Stated goal -
Only the lines from the one containing "Give me the" through the end of the material are to be echoed, each exactly as it appears.

>> Begin Items

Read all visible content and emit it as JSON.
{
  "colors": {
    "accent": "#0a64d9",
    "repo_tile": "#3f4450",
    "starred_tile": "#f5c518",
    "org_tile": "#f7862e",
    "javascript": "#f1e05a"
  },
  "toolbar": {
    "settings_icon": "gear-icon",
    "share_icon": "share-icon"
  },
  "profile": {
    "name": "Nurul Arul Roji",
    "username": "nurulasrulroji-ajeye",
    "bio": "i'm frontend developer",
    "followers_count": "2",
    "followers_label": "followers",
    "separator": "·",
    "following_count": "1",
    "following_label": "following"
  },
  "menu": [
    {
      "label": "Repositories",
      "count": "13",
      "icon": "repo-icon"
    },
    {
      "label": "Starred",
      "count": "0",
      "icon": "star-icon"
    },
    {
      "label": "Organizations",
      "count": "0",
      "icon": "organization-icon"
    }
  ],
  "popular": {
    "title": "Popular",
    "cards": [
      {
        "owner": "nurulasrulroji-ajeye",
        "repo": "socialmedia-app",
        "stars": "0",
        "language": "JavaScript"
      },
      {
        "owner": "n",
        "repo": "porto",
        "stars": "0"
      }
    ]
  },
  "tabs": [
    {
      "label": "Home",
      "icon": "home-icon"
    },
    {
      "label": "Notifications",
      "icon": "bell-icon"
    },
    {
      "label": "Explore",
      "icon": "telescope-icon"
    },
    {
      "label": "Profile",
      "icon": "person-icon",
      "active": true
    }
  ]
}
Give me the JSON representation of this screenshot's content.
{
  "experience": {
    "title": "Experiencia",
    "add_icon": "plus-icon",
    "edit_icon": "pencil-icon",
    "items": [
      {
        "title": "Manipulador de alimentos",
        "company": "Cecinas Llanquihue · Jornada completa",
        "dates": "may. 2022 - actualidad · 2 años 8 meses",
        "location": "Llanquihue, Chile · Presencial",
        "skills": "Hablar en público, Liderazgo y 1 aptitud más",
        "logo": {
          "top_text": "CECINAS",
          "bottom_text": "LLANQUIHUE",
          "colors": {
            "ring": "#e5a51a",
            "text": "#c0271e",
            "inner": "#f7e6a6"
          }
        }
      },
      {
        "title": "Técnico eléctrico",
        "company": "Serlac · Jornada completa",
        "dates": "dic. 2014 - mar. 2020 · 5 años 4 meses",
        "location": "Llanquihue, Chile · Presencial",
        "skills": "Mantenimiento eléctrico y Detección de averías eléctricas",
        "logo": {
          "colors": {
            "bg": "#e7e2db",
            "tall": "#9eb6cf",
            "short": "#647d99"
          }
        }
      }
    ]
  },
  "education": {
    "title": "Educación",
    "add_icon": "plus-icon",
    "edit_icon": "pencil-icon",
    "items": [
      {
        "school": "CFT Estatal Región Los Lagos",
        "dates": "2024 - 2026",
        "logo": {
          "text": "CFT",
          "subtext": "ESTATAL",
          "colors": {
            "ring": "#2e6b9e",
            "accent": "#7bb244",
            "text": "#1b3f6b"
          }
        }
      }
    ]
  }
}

>> End Items

Expected answer -
Give me the JSON representation of this screenshot's content.
{
  "experience": {
    "title": "Experiencia",
    "add_icon": "plus-icon",
    "edit_icon": "pencil-icon",
    "items": [
      {
        "title": "Manipulador de alimentos",
        "company": "Cecinas Llanquihue · Jornada completa",
        "dates": "may. 2022 - actualidad · 2 años 8 meses",
        "location": "Llanquihue, Chile · Presencial",
        "skills": "Hablar en público, Liderazgo y 1 aptitud más",
        "logo": {
          "top_text": "CECINAS",
          "bottom_text": "LLANQUIHUE",
          "colors": {
            "ring": "#e5a51a",
            "text": "#c0271e",
            "inner": "#f7e6a6"
          }
        }
      },
      {
        "title": "Técnico eléctrico",
        "company": "Serlac · Jornada completa",
        "dates": "dic. 2014 - mar. 2020 · 5 años 4 meses",
        "location": "Llanquihue, Chile · Presencial",
        "skills": "Mantenimiento eléctrico y Detección de averías eléctricas",
        "logo": {
          "colors": {
            "bg": "#e7e2db",
            "tall": "#9eb6cf",
            "short": "#647d99"
          }
        }
      }
    ]
  },
  "education": {
    "title": "Educación",
    "add_icon": "plus-icon",
    "edit_icon": "pencil-icon",
    "items": [
      {
        "school": "CFT Estatal Región Los Lagos",
        "dates": "2024 - 2026",
        "logo": {
          "text": "CFT",
          "subtext": "ESTATAL",
          "colors": {
            "ring": "#2e6b9e",
            "accent": "#7bb244",
            "text": "#1b3f6b"
          }
        }
      }
    ]
  }
}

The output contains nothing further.